▸ Description of the task
Below are entries. Pull out all lines containing "close".
## Begin
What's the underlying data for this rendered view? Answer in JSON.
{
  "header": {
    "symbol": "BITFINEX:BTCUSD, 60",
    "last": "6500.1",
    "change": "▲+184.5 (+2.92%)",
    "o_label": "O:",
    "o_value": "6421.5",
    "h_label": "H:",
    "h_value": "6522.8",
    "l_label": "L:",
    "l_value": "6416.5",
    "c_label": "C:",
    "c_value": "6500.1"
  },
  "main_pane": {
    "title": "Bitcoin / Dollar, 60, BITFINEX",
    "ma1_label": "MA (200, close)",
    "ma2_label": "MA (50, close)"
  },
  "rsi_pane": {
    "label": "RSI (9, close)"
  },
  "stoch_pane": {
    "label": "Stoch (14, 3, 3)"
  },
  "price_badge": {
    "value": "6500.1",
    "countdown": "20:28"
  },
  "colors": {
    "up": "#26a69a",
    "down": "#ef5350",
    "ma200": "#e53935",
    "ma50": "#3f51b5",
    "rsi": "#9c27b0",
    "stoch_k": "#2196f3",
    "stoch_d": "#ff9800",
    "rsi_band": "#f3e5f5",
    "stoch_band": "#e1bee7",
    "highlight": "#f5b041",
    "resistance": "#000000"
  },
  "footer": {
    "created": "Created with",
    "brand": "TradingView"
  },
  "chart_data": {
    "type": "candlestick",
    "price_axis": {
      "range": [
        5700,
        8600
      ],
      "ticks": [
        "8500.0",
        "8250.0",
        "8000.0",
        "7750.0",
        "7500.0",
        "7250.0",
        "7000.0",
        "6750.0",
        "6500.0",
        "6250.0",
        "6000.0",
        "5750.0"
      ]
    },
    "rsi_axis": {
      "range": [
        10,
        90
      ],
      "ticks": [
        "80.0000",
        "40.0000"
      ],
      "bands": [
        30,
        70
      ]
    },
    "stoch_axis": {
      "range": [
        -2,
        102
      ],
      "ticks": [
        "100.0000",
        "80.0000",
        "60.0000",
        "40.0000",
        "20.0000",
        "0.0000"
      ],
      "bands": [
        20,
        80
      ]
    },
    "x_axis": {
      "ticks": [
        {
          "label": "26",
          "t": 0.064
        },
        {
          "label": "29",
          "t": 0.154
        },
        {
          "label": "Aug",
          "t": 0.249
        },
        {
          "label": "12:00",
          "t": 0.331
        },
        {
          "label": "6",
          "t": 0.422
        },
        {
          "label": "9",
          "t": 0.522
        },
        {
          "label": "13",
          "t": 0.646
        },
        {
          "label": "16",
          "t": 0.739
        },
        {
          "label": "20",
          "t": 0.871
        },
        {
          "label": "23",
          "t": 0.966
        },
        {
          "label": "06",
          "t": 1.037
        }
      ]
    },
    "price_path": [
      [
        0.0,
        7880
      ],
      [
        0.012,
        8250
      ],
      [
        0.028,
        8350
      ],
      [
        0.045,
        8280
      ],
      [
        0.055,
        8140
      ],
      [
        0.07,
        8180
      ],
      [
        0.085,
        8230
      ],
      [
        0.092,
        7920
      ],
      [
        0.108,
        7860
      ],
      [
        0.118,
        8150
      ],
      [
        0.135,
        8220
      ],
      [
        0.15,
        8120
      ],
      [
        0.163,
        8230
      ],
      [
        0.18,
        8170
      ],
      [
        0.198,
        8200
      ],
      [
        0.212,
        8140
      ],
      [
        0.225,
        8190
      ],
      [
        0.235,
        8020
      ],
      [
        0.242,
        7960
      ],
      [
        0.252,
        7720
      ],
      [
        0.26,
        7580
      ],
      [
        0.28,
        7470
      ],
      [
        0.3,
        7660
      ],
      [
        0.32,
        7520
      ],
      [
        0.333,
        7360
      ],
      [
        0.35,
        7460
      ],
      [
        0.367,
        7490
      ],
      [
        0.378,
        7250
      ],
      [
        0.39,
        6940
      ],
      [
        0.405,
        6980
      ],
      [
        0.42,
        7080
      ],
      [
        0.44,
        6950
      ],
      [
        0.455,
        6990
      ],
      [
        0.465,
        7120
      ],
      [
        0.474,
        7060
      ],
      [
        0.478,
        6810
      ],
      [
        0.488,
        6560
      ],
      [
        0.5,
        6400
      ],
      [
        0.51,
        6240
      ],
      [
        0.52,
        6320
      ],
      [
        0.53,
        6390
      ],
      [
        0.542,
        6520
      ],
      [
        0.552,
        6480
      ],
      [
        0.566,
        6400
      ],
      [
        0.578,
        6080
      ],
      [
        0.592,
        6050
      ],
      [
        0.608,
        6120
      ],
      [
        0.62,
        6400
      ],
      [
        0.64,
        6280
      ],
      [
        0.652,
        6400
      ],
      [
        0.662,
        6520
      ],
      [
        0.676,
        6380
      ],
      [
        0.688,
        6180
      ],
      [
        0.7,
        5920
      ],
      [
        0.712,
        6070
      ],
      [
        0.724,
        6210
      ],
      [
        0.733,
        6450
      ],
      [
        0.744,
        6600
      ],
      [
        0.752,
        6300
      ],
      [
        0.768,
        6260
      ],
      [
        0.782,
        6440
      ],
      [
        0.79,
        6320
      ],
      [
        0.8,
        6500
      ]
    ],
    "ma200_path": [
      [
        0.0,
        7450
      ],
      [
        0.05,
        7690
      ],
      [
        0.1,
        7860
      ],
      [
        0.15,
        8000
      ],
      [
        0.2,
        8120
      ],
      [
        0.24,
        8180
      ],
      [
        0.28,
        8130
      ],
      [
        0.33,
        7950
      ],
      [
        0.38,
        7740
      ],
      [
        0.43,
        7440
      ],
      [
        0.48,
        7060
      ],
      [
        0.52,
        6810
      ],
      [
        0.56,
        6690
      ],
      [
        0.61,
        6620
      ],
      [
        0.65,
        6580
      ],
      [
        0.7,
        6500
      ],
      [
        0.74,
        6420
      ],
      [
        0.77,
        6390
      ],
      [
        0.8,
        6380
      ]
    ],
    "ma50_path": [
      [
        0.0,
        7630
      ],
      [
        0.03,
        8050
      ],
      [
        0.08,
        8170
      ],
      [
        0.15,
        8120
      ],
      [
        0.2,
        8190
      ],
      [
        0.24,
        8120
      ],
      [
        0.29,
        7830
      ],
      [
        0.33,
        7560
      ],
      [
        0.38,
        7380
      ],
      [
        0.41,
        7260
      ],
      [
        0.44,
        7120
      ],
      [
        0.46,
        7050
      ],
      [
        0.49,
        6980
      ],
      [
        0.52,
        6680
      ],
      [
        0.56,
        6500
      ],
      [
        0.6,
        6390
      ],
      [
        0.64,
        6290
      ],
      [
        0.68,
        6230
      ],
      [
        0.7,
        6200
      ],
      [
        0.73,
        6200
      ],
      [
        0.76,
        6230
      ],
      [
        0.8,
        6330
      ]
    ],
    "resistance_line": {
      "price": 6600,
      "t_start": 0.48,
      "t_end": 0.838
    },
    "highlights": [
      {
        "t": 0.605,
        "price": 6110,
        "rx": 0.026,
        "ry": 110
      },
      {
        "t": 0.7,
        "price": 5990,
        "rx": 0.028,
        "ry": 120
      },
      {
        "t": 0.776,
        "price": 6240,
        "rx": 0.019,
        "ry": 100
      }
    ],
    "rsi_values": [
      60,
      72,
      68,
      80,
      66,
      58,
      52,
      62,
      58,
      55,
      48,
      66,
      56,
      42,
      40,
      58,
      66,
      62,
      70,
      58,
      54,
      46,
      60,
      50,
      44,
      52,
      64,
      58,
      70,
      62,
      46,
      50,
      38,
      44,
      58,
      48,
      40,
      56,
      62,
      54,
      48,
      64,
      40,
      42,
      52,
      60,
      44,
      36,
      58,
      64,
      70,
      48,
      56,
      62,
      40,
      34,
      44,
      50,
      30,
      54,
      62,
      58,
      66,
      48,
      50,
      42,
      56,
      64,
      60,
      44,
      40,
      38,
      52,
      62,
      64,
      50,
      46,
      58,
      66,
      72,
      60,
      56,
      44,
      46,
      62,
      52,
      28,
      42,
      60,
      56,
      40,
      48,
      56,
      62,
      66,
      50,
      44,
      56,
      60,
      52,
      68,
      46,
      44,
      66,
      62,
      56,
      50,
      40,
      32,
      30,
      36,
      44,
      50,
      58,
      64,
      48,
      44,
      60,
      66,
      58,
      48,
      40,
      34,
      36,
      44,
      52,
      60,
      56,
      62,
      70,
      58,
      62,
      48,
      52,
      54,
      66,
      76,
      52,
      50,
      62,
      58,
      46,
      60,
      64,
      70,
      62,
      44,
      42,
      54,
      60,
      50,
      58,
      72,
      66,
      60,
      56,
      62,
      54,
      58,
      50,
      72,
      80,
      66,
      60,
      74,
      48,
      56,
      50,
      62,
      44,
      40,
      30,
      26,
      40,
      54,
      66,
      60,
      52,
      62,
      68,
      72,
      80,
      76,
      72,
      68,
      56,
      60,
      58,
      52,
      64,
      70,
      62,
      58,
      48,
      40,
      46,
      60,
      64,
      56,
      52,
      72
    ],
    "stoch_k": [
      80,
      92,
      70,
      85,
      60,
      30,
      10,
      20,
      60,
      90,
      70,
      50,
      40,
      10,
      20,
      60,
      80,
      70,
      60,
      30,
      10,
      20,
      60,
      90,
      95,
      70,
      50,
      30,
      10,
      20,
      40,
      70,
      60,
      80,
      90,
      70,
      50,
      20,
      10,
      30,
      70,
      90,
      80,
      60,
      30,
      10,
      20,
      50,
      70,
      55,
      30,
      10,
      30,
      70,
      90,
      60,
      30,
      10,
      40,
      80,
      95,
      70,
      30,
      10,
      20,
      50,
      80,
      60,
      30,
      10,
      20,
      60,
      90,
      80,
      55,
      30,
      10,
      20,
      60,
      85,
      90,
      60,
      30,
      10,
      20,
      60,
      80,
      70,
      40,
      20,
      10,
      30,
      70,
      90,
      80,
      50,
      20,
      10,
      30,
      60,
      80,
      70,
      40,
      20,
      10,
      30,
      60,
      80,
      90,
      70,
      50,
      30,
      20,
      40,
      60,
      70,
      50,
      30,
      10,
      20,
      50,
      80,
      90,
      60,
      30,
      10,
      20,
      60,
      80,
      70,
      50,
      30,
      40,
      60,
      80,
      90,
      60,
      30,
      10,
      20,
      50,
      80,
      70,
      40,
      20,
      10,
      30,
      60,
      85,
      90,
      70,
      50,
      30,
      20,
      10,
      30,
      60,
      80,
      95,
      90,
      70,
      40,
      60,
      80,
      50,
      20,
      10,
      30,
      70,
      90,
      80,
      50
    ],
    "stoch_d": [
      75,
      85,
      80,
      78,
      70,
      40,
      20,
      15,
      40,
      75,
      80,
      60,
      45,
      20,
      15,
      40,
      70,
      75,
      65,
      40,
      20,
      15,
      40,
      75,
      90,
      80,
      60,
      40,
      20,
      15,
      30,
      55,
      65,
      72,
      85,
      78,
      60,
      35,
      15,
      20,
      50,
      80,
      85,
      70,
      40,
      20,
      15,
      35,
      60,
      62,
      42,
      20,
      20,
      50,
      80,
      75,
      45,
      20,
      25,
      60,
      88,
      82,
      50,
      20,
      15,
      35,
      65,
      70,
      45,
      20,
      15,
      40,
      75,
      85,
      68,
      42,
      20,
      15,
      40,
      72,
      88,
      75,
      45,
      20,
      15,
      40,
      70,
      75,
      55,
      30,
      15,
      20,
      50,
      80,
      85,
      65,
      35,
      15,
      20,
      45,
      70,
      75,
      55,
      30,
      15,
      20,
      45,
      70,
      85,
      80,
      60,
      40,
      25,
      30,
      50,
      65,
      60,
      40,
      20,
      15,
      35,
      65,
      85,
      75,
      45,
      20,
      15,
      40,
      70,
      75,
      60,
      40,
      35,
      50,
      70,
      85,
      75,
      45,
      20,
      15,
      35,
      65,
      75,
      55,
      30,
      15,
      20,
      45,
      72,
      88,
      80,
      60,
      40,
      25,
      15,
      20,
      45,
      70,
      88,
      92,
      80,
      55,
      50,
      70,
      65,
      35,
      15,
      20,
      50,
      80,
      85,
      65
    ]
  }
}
## End
▸ Task solution
    "ma1_label": "MA (200, close)",
    "ma2_label": "MA (50, close)"
    "label": "RSI (9, close)"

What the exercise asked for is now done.